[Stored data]
◆ ◆ ◆ ◆
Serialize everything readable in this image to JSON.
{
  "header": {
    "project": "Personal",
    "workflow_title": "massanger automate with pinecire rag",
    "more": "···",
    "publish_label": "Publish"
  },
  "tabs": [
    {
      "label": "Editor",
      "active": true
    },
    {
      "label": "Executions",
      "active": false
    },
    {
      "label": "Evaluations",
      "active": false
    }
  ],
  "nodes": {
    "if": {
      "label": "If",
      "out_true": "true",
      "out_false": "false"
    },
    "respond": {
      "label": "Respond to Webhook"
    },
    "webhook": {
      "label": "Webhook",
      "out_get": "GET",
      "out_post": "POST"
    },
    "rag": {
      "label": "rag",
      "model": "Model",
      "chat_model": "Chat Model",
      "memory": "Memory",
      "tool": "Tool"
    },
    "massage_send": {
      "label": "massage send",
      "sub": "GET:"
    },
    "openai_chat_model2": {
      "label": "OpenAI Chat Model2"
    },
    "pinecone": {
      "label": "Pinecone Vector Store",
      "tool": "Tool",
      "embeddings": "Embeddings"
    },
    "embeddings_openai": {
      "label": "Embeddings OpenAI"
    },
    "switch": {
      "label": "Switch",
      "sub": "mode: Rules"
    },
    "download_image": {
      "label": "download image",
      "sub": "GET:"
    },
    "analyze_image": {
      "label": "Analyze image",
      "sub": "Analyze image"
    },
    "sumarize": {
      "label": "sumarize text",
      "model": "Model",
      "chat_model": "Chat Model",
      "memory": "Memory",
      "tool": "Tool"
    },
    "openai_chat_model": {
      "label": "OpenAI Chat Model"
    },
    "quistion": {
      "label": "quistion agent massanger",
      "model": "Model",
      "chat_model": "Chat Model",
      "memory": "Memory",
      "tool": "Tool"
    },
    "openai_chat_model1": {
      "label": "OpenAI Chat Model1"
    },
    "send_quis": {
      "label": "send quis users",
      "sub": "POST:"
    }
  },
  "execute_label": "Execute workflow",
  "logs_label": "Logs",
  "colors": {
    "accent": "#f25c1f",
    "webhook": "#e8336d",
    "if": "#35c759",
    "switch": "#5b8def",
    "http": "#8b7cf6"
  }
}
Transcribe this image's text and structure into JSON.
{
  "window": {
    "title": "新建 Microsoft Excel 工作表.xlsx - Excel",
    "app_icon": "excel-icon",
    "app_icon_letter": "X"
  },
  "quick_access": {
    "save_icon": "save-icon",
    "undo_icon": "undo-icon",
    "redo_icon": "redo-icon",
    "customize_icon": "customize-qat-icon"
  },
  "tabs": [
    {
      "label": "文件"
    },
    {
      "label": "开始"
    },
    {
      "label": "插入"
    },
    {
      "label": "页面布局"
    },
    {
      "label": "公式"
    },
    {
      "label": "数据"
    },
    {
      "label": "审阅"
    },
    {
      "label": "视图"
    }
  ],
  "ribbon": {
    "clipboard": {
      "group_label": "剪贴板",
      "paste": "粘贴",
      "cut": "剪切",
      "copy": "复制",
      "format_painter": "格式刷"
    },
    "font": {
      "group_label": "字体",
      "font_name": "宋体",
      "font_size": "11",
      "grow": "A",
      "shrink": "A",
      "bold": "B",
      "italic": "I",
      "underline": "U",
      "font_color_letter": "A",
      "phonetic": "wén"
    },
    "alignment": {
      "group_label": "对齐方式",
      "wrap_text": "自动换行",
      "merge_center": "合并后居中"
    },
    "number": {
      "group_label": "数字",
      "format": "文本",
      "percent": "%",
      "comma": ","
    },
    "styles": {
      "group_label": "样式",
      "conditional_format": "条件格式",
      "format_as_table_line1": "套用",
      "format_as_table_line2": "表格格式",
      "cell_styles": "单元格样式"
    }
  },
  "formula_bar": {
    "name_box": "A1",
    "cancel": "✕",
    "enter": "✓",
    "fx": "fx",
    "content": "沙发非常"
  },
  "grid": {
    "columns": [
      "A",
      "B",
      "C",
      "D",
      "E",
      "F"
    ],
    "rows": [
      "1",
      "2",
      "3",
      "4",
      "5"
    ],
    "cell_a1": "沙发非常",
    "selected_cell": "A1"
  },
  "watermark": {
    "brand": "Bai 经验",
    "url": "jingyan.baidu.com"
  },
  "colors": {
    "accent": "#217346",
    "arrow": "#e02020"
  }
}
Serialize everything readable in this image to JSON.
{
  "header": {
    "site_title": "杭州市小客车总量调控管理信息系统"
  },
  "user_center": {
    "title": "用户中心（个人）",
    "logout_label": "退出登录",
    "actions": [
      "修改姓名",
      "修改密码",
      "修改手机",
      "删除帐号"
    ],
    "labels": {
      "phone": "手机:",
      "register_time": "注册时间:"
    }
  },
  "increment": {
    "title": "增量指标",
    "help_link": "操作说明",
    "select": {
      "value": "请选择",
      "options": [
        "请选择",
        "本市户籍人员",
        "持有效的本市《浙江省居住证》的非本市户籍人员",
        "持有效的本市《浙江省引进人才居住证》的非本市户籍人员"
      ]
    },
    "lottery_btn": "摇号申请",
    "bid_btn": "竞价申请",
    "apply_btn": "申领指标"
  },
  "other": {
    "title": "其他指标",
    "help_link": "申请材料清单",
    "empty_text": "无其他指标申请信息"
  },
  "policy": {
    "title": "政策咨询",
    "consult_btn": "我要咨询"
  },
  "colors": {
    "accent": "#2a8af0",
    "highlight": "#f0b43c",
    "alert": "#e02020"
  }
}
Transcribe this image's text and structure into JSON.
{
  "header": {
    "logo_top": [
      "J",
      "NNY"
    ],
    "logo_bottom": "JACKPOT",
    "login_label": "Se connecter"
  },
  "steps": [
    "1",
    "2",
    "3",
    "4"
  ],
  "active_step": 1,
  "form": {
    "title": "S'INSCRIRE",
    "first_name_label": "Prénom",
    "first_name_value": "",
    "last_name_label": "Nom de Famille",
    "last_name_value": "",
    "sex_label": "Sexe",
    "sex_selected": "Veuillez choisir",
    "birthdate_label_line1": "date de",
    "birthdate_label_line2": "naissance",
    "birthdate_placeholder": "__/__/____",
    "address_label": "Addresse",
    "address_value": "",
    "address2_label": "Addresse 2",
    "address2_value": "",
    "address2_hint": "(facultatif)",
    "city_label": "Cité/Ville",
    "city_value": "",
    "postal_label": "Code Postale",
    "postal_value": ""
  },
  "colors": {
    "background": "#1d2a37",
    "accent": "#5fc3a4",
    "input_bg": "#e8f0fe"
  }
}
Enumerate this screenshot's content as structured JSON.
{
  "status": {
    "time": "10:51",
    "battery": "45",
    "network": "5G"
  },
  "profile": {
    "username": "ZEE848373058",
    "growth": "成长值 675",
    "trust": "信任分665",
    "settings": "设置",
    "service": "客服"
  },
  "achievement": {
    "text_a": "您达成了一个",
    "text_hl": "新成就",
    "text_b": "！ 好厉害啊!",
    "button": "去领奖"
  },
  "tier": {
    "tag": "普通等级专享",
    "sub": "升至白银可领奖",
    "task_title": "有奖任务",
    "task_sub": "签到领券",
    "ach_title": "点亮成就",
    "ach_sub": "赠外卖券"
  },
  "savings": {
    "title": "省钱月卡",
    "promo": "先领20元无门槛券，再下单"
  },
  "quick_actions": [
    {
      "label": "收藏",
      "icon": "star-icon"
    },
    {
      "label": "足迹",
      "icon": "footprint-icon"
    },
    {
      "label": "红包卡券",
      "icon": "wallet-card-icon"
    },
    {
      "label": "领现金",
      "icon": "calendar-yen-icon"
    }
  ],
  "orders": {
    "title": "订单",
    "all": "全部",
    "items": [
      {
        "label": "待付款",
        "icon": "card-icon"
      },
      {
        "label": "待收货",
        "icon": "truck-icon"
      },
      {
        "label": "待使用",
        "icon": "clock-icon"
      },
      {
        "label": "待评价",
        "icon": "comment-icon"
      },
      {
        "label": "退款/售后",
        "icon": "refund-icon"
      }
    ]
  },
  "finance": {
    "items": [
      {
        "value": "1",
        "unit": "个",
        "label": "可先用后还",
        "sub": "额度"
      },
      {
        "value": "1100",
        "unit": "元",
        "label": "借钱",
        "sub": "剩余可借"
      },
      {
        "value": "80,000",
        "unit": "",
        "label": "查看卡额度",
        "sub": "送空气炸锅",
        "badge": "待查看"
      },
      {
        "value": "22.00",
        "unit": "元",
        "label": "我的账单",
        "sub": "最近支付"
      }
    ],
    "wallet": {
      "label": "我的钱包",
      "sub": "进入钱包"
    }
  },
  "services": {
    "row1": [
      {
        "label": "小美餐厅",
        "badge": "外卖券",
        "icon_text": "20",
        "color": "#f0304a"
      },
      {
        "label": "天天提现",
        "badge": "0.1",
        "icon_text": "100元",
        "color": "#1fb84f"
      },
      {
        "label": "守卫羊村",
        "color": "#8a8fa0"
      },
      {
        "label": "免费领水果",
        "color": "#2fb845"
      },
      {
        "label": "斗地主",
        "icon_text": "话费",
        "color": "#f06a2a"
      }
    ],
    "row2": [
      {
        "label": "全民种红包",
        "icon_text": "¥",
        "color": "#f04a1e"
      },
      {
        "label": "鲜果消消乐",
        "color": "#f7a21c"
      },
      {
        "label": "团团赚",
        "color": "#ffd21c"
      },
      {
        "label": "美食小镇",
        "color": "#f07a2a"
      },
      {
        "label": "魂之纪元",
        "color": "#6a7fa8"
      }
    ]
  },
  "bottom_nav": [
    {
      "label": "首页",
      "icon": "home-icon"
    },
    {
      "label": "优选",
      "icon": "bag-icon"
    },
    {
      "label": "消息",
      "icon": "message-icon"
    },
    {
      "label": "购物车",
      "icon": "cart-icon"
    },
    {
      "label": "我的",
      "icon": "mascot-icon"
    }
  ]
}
◆ ◆ ◆ ◆
**EXERCISE**
List all lines above in which the string "accent" appears.

**ANSWER**
    "accent": "#f25c1f",
    "accent": "#217346",
    "accent": "#2a8af0",
    "accent": "#5fc3a4",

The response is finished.